Challenge: Find how many lines contain "content" and state only that number.

— Begin Data for this exercise —

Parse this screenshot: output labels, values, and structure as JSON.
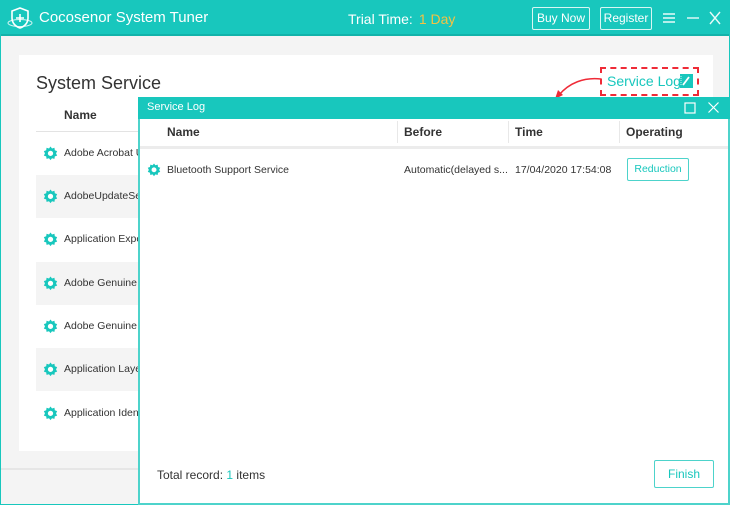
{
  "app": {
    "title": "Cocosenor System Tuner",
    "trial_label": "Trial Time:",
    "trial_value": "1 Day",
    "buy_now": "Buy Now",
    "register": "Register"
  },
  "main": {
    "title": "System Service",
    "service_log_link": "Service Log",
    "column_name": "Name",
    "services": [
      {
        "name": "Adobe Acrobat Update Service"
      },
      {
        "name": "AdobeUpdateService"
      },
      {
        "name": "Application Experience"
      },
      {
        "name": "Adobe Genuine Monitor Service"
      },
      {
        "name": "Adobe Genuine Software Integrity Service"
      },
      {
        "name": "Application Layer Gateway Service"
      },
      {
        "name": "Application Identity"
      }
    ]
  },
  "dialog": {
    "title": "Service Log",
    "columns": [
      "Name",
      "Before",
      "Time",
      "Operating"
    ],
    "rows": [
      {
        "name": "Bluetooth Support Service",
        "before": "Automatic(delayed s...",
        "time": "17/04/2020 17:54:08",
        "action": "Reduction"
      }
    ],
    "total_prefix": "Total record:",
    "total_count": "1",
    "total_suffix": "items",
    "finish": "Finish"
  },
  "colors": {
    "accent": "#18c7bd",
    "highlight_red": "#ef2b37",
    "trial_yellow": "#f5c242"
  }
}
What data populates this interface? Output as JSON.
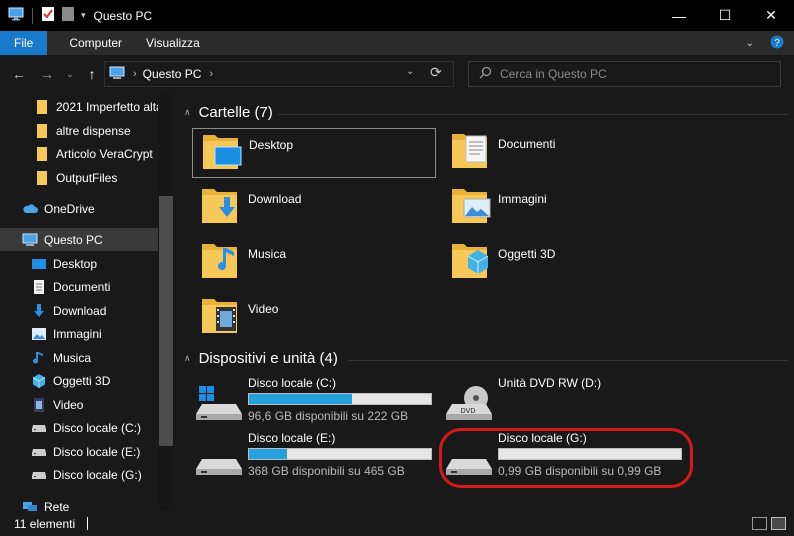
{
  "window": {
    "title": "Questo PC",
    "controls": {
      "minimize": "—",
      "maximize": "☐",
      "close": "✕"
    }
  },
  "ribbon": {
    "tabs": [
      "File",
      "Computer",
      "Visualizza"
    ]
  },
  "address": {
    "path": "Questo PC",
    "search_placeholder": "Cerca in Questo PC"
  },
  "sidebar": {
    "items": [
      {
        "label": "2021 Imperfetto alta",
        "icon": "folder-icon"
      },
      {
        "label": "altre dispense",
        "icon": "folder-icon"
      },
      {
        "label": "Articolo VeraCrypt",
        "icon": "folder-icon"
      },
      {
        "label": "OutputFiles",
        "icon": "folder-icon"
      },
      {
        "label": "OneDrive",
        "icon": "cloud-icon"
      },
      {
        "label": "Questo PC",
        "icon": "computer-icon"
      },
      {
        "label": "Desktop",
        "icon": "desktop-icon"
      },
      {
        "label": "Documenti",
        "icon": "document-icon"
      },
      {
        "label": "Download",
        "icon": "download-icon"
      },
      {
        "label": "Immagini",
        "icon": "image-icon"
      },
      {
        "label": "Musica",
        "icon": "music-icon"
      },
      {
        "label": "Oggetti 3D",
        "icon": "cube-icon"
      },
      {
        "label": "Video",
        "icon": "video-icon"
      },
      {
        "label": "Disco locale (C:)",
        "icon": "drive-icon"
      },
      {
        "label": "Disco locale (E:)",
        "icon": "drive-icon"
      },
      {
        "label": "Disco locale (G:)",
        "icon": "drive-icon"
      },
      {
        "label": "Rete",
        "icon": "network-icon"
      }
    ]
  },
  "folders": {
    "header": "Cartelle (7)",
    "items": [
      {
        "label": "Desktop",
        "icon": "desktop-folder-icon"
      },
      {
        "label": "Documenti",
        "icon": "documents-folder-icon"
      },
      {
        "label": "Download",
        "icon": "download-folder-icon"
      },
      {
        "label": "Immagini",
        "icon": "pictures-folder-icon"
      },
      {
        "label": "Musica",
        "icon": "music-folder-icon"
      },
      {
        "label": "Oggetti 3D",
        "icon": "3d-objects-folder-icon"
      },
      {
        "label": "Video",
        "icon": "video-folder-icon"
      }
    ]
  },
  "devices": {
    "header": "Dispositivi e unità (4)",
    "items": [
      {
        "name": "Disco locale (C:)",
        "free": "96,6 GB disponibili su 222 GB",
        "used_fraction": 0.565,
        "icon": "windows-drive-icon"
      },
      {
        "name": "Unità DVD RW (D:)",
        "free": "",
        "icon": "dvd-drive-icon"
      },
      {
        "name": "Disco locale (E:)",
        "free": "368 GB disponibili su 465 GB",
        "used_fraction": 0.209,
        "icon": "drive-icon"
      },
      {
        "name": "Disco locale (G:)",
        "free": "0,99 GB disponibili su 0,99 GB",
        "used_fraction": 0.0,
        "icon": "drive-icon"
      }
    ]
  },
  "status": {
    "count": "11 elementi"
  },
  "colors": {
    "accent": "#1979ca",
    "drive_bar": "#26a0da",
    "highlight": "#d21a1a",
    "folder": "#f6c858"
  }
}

— End Data for this exercise —
— Begin Data for this exercise —

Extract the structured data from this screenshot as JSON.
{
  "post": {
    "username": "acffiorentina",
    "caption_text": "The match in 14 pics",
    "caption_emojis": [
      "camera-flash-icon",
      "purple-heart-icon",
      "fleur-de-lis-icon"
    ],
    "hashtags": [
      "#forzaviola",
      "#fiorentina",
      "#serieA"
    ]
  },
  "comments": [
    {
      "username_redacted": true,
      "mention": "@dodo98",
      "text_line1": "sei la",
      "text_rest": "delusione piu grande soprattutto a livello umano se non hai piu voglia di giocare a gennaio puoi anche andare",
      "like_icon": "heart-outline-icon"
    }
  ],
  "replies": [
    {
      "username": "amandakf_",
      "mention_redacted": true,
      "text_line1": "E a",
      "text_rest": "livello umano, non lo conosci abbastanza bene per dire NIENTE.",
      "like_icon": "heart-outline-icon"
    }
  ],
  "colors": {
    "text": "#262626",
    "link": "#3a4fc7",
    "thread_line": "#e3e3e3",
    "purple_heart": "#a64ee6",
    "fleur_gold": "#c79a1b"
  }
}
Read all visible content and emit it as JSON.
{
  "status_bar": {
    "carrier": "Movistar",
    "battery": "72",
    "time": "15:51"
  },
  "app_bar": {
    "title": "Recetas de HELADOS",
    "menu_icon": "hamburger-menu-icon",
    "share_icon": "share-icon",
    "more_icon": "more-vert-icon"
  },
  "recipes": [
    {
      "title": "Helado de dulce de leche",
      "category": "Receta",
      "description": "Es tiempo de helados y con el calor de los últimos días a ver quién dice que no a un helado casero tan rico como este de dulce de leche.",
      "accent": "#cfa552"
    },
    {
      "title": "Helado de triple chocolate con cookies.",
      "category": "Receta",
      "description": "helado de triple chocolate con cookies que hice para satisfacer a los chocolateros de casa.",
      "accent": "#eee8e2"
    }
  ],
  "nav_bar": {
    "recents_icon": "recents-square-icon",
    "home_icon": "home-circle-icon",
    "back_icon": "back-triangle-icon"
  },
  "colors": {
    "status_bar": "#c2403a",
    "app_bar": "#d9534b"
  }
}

— End Data for this exercise —
— Begin Data for this exercise —

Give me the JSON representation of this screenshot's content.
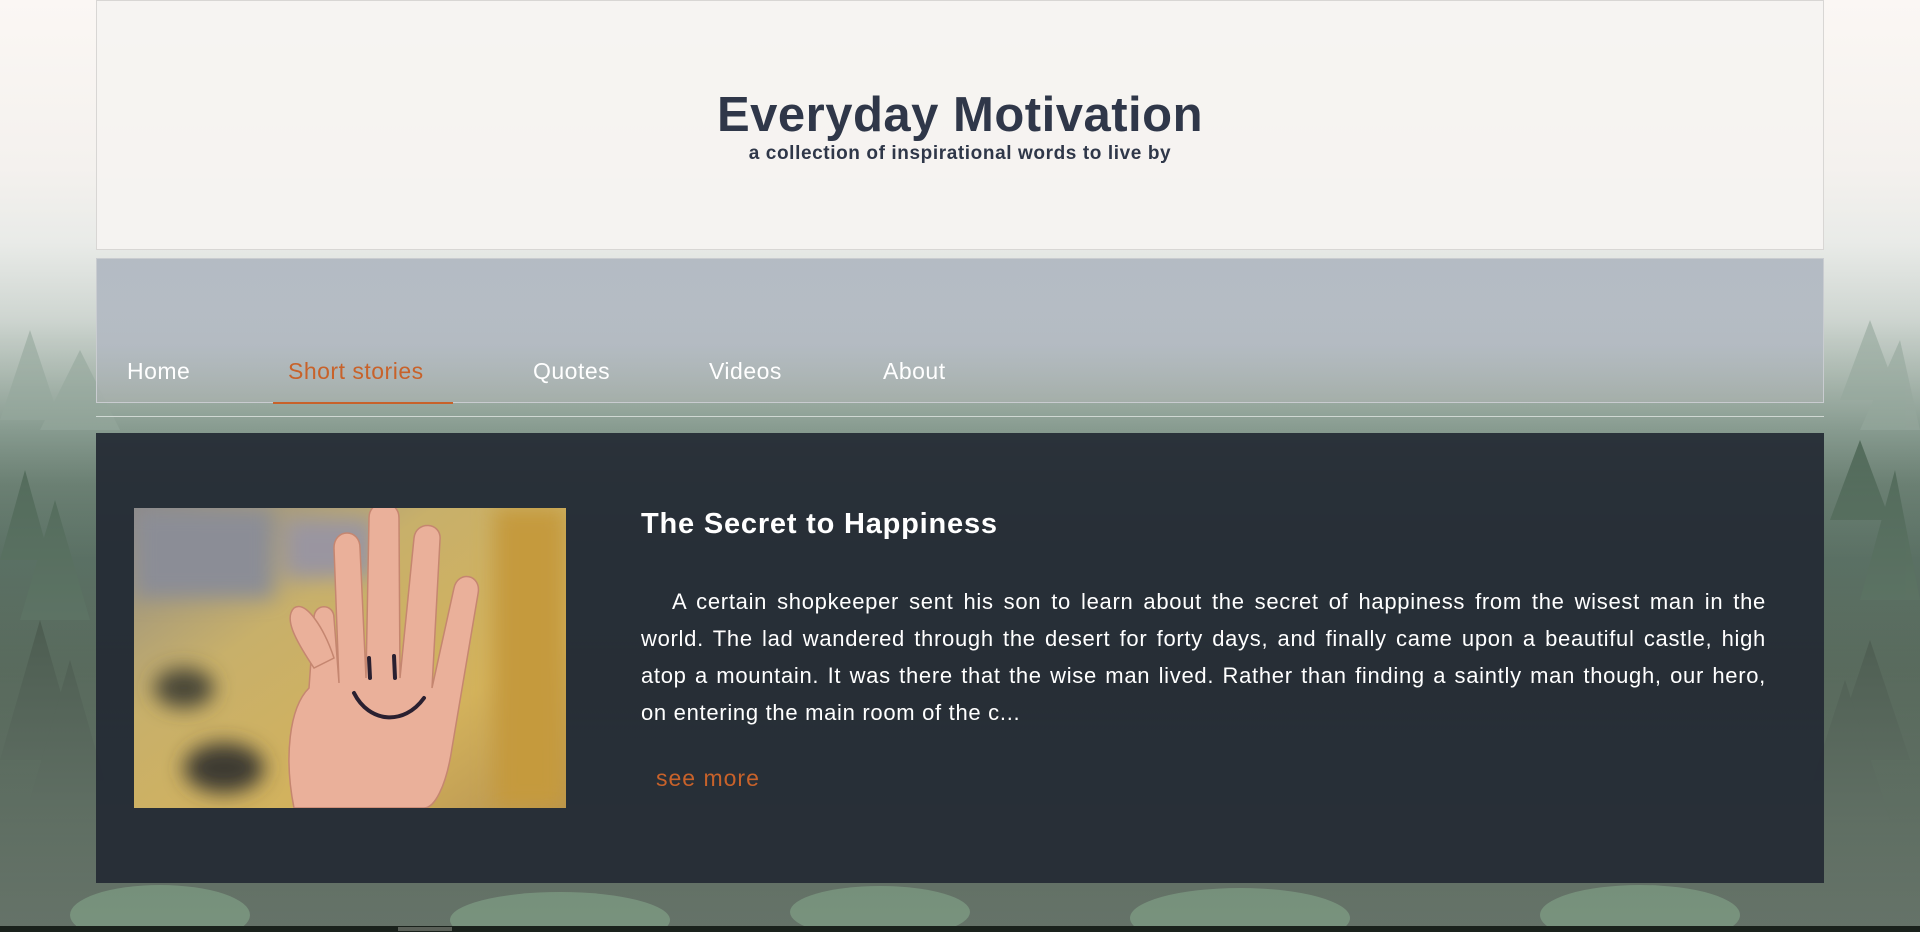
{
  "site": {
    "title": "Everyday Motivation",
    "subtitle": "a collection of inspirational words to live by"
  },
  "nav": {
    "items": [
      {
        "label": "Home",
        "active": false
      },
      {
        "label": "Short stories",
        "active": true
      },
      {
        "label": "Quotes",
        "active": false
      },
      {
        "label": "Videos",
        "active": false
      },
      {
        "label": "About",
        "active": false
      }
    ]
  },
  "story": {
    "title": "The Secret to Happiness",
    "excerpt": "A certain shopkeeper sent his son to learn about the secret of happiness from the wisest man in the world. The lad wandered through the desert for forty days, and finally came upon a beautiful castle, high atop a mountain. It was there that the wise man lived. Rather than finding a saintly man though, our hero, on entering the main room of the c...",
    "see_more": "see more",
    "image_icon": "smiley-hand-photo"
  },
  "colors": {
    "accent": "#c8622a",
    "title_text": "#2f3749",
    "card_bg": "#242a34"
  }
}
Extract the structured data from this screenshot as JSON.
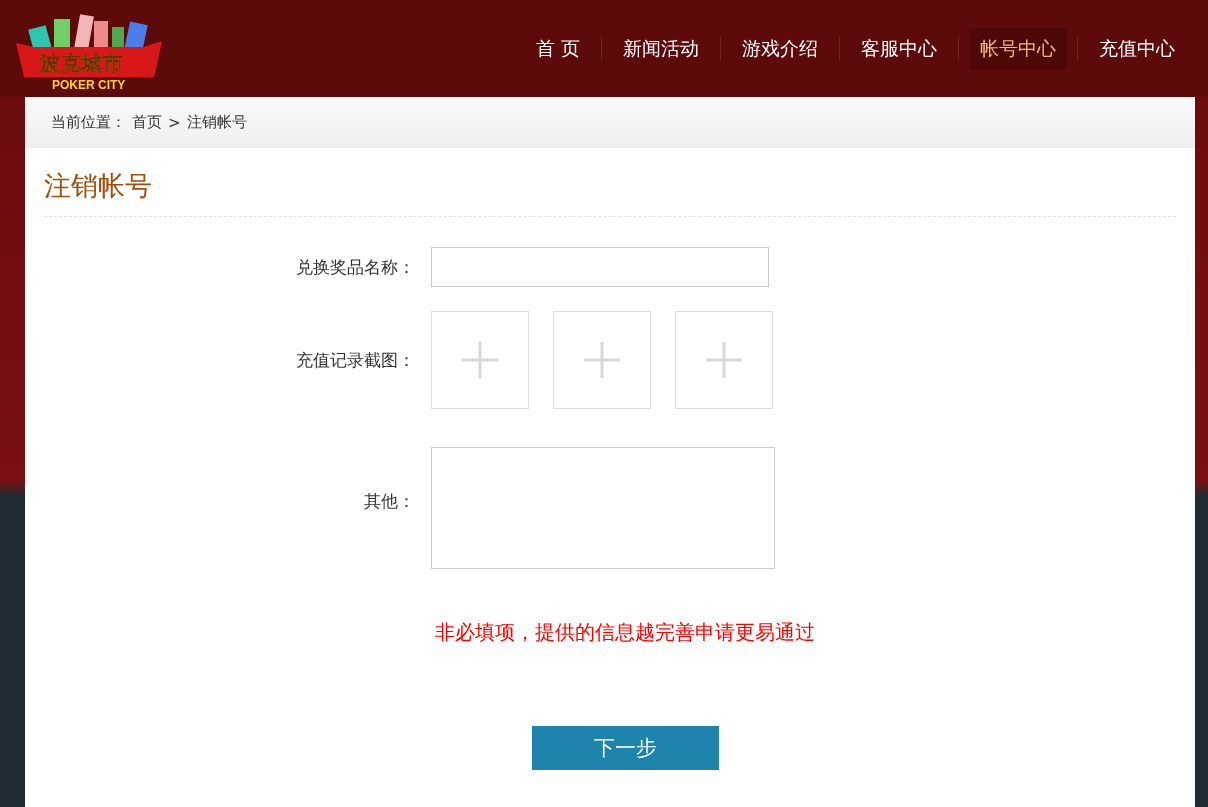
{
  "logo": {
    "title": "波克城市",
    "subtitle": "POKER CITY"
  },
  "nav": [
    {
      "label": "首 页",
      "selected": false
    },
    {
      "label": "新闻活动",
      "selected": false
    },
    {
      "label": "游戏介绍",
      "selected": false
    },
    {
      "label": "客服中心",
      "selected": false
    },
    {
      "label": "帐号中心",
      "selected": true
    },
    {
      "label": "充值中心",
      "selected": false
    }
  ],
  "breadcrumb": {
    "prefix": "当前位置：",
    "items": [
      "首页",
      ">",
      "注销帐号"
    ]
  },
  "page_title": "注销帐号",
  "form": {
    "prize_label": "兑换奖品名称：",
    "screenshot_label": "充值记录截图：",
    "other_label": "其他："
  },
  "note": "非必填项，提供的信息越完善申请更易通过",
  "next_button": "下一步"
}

— End Data for this exercise —

The answer: 2